- [Extracted entries]
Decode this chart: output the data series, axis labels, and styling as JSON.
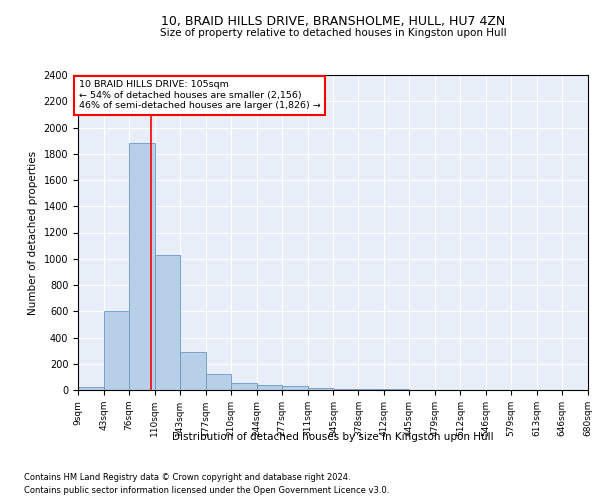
{
  "title1": "10, BRAID HILLS DRIVE, BRANSHOLME, HULL, HU7 4ZN",
  "title2": "Size of property relative to detached houses in Kingston upon Hull",
  "xlabel": "Distribution of detached houses by size in Kingston upon Hull",
  "ylabel": "Number of detached properties",
  "footnote1": "Contains HM Land Registry data © Crown copyright and database right 2024.",
  "footnote2": "Contains public sector information licensed under the Open Government Licence v3.0.",
  "annotation_line1": "10 BRAID HILLS DRIVE: 105sqm",
  "annotation_line2": "← 54% of detached houses are smaller (2,156)",
  "annotation_line3": "46% of semi-detached houses are larger (1,826) →",
  "property_size_sqm": 105,
  "bar_color": "#b8cfe8",
  "bar_edge_color": "#6699cc",
  "vline_color": "red",
  "background_color": "#e8eef8",
  "bin_edges": [
    9,
    43,
    76,
    110,
    143,
    177,
    210,
    244,
    277,
    311,
    345,
    378,
    412,
    445,
    479,
    512,
    546,
    579,
    613,
    646,
    680
  ],
  "bin_labels": [
    "9sqm",
    "43sqm",
    "76sqm",
    "110sqm",
    "143sqm",
    "177sqm",
    "210sqm",
    "244sqm",
    "277sqm",
    "311sqm",
    "345sqm",
    "378sqm",
    "412sqm",
    "445sqm",
    "479sqm",
    "512sqm",
    "546sqm",
    "579sqm",
    "613sqm",
    "646sqm",
    "680sqm"
  ],
  "counts": [
    20,
    600,
    1880,
    1030,
    290,
    120,
    50,
    40,
    30,
    15,
    5,
    5,
    5,
    0,
    0,
    0,
    0,
    0,
    0,
    0
  ],
  "ylim": [
    0,
    2400
  ],
  "yticks": [
    0,
    200,
    400,
    600,
    800,
    1000,
    1200,
    1400,
    1600,
    1800,
    2000,
    2200,
    2400
  ]
}
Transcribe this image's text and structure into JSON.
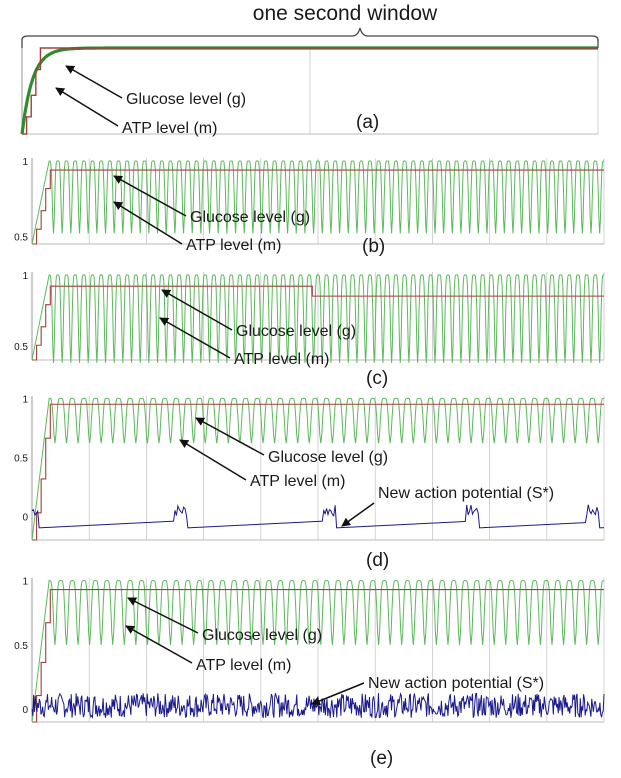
{
  "header": {
    "window_label": "one second window"
  },
  "labels": {
    "glucose": "Glucose level (g)",
    "atp": "ATP level (m)",
    "action_potential": "New action potential (S*)"
  },
  "colors": {
    "glucose": "#2e8b2e",
    "glucose_light": "#5cb85c",
    "atp": "#a0403a",
    "action_potential": "#1a1a8c",
    "grid": "#c8c8c8"
  },
  "chart_data": [
    {
      "id": "a",
      "type": "line",
      "panel_label": "(a)",
      "x_range": [
        0,
        1
      ],
      "ylim": [
        0,
        1
      ],
      "ticks": [],
      "series": [
        {
          "key": "glucose",
          "behavior": "rise-then-flat",
          "steady": 1.0
        },
        {
          "key": "atp",
          "behavior": "step-rise-then-flat",
          "steady": 1.0
        }
      ]
    },
    {
      "id": "b",
      "type": "line",
      "panel_label": "(b)",
      "x_range": [
        0,
        1
      ],
      "ylim": [
        0.45,
        1.02
      ],
      "ticks": [
        "1",
        "0.5"
      ],
      "series": [
        {
          "key": "glucose",
          "behavior": "oscillating",
          "high": 1.0,
          "low": 0.52,
          "cycles": 64
        },
        {
          "key": "atp",
          "behavior": "step-rise-then-flat",
          "steady": 0.94
        }
      ]
    },
    {
      "id": "c",
      "type": "line",
      "panel_label": "(c)",
      "x_range": [
        0,
        1
      ],
      "ylim": [
        0.4,
        1.02
      ],
      "ticks": [
        "1",
        "0.5"
      ],
      "series": [
        {
          "key": "glucose",
          "behavior": "oscillating",
          "high": 1.0,
          "low": 0.38,
          "cycles": 64
        },
        {
          "key": "atp",
          "behavior": "step-rise-then-flat",
          "steady": 0.92,
          "drop_at": 0.49,
          "after": 0.85
        }
      ]
    },
    {
      "id": "d",
      "type": "line",
      "panel_label": "(d)",
      "x_range": [
        0,
        1
      ],
      "ylim": [
        -0.2,
        1.02
      ],
      "ticks": [
        "1",
        "0.5",
        "0"
      ],
      "series": [
        {
          "key": "glucose",
          "behavior": "oscillating",
          "high": 1.0,
          "low": 0.62,
          "cycles": 48
        },
        {
          "key": "atp",
          "behavior": "step-rise-then-flat",
          "steady": 0.95
        },
        {
          "key": "action_potential",
          "behavior": "bursts",
          "bursts_at": [
            0.0,
            0.26,
            0.52,
            0.77,
            0.98
          ],
          "base": -0.1,
          "peak": 0.1
        }
      ]
    },
    {
      "id": "e",
      "type": "line",
      "panel_label": "(e)",
      "x_range": [
        0,
        1
      ],
      "ylim": [
        -0.1,
        1.02
      ],
      "ticks": [
        "1",
        "0.5",
        "0"
      ],
      "series": [
        {
          "key": "glucose",
          "behavior": "oscillating",
          "high": 1.0,
          "low": 0.5,
          "cycles": 48
        },
        {
          "key": "atp",
          "behavior": "step-rise-then-flat",
          "steady": 0.93
        },
        {
          "key": "action_potential",
          "behavior": "noise",
          "base": 0.0,
          "amplitude": 0.12
        }
      ]
    }
  ]
}
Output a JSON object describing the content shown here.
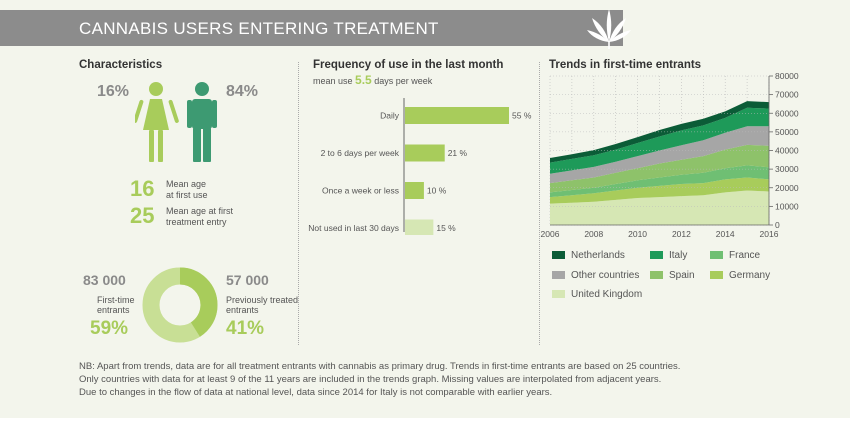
{
  "header": {
    "title": "CANNABIS USERS ENTERING TREATMENT"
  },
  "characteristics": {
    "title": "Characteristics",
    "female_pct": "16%",
    "male_pct": "84%",
    "mean_age_first_use": "16",
    "mean_age_first_use_label_1": "Mean age",
    "mean_age_first_use_label_2": "at first use",
    "mean_age_treatment": "25",
    "mean_age_treatment_label_1": "Mean age at first",
    "mean_age_treatment_label_2": "treatment entry",
    "first_time_count": "83 000",
    "first_time_label_1": "First-time",
    "first_time_label_2": "entrants",
    "first_time_pct": "59%",
    "first_time_fraction": 0.59,
    "previously_count": "57 000",
    "previously_label_1": "Previously treated",
    "previously_label_2": "entrants",
    "previously_pct": "41%",
    "colors": {
      "female": "#a8cc5b",
      "male": "#3d9a72",
      "ring_first": "#c8df95",
      "ring_prev": "#a8cc5b"
    }
  },
  "frequency": {
    "title": "Frequency of use in the last month",
    "mean_prefix": "mean use",
    "mean_value": "5.5",
    "mean_suffix": "days per week"
  },
  "trends": {
    "title": "Trends in first-time entrants"
  },
  "notes": [
    "NB: Apart from trends, data are for all treatment entrants with cannabis as primary drug. Trends in first-time entrants are based on 25 countries.",
    "Only countries with data for at least 9 of the 11 years are included in the trends graph. Missing values are interpolated from adjacent years.",
    "Due to changes in the flow of data at national level, data since 2014 for Italy is not comparable with earlier years."
  ],
  "chart_data": [
    {
      "type": "bar",
      "orientation": "horizontal",
      "title": "Frequency of use in the last month",
      "categories": [
        "Daily",
        "2 to 6 days per week",
        "Once a week or less",
        "Not used in last 30 days"
      ],
      "values": [
        55,
        21,
        10,
        15
      ],
      "labels": [
        "55 %",
        "21 %",
        "10 %",
        "15 %"
      ],
      "colors": [
        "#a8cc5b",
        "#a8cc5b",
        "#a8cc5b",
        "#d6e7b4"
      ]
    },
    {
      "type": "area",
      "stacked": true,
      "title": "Trends in first-time entrants",
      "x": [
        2006,
        2007,
        2008,
        2009,
        2010,
        2011,
        2012,
        2013,
        2014,
        2015,
        2016
      ],
      "xticks": [
        "2006",
        "2008",
        "2010",
        "2012",
        "2014",
        "2016"
      ],
      "xlim": [
        2006,
        2016
      ],
      "ylim": [
        0,
        80000
      ],
      "yticks": [
        "0",
        "10000",
        "20000",
        "30000",
        "40000",
        "50000",
        "60000",
        "70000",
        "80000"
      ],
      "yaxis_side": "right",
      "grid": true,
      "legend_position": "bottom",
      "series": [
        {
          "name": "United Kingdom",
          "color": "#d6e7b4",
          "values": [
            11500,
            12000,
            12500,
            13500,
            14500,
            15000,
            15500,
            16000,
            17500,
            18500,
            18000
          ]
        },
        {
          "name": "Germany",
          "color": "#a8cc5b",
          "values": [
            3500,
            4000,
            4500,
            5000,
            5500,
            6000,
            6500,
            6500,
            7000,
            7000,
            6500
          ]
        },
        {
          "name": "France",
          "color": "#6fbf73",
          "values": [
            2500,
            2800,
            3000,
            3500,
            4000,
            4500,
            5000,
            5500,
            6000,
            6500,
            6500
          ]
        },
        {
          "name": "Spain",
          "color": "#8ec26a",
          "values": [
            5000,
            5200,
            5500,
            6000,
            6500,
            7500,
            8000,
            9000,
            10000,
            11000,
            11500
          ]
        },
        {
          "name": "Other countries",
          "color": "#a6a6a6",
          "values": [
            5000,
            5300,
            5700,
            6000,
            6500,
            7000,
            7800,
            8500,
            9000,
            10000,
            10500
          ]
        },
        {
          "name": "Italy",
          "color": "#1e9a59",
          "values": [
            6000,
            6200,
            6300,
            6500,
            7000,
            7500,
            8000,
            8000,
            8000,
            10000,
            9500
          ]
        },
        {
          "name": "Netherlands",
          "color": "#0b5c37",
          "values": [
            2500,
            2500,
            2700,
            3000,
            3200,
            3500,
            3500,
            3500,
            3500,
            3500,
            3500
          ]
        }
      ]
    }
  ]
}
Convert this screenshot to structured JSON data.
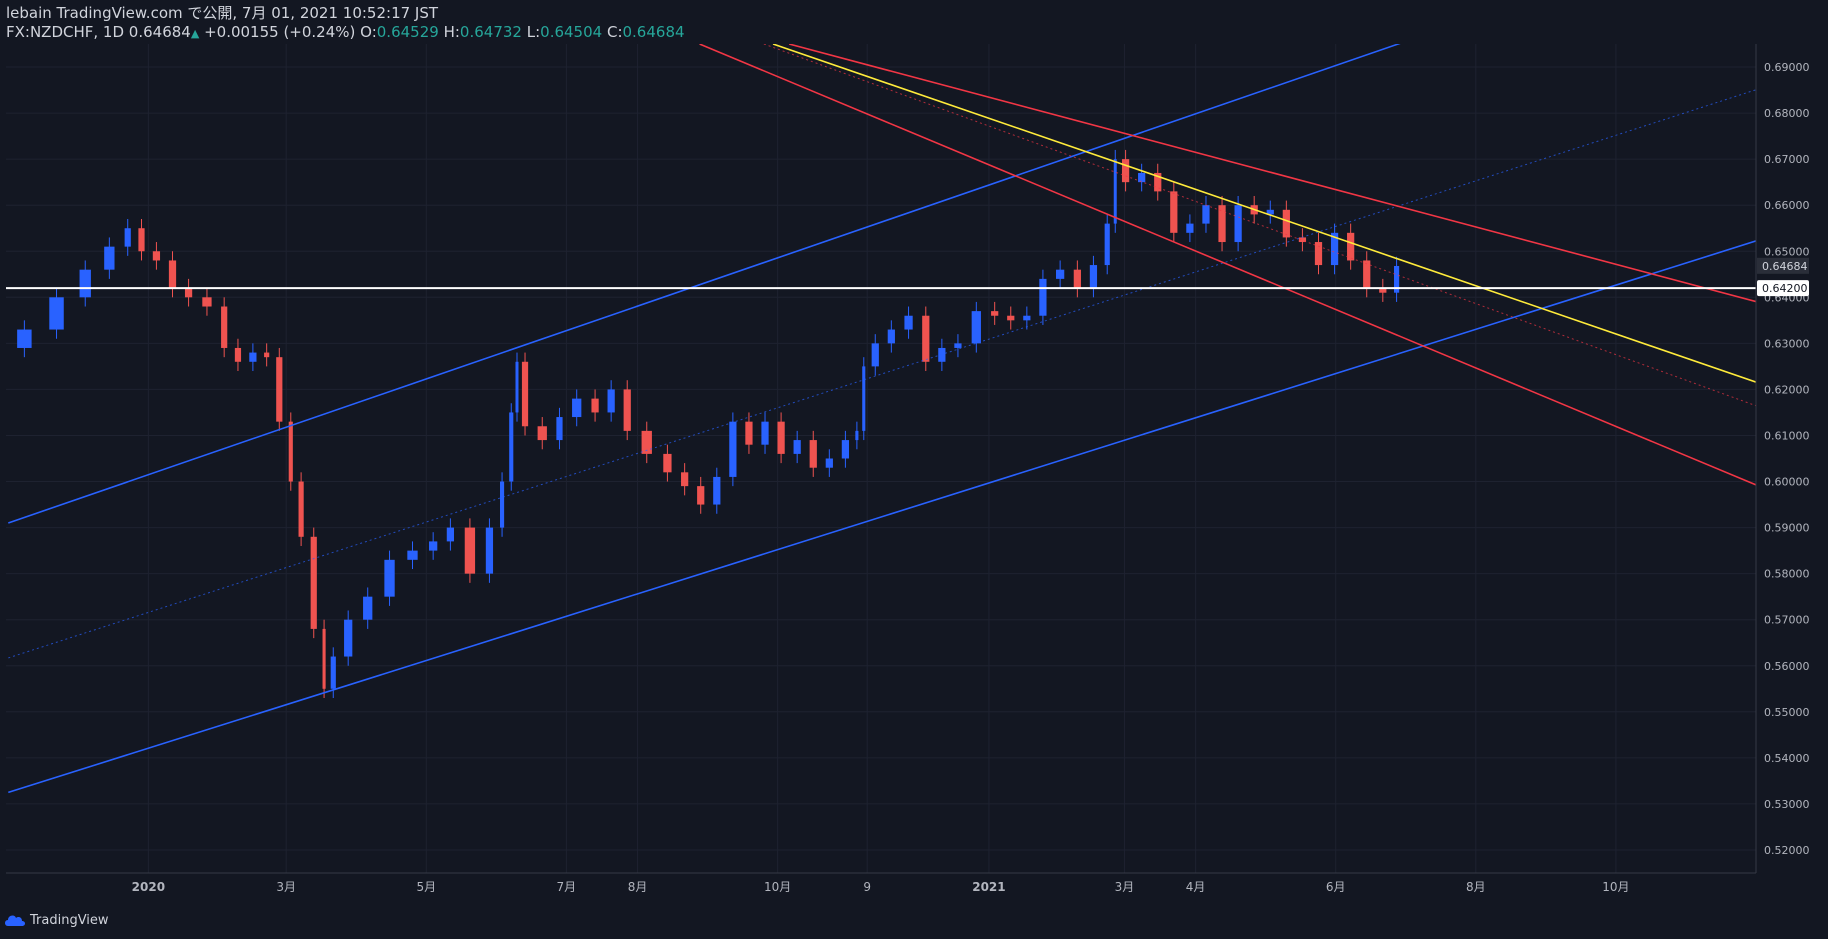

- [Required work]
Tally the lines of the listing in which the word "DRIVE" occurs, and state the total alone.

- [Final answer]
2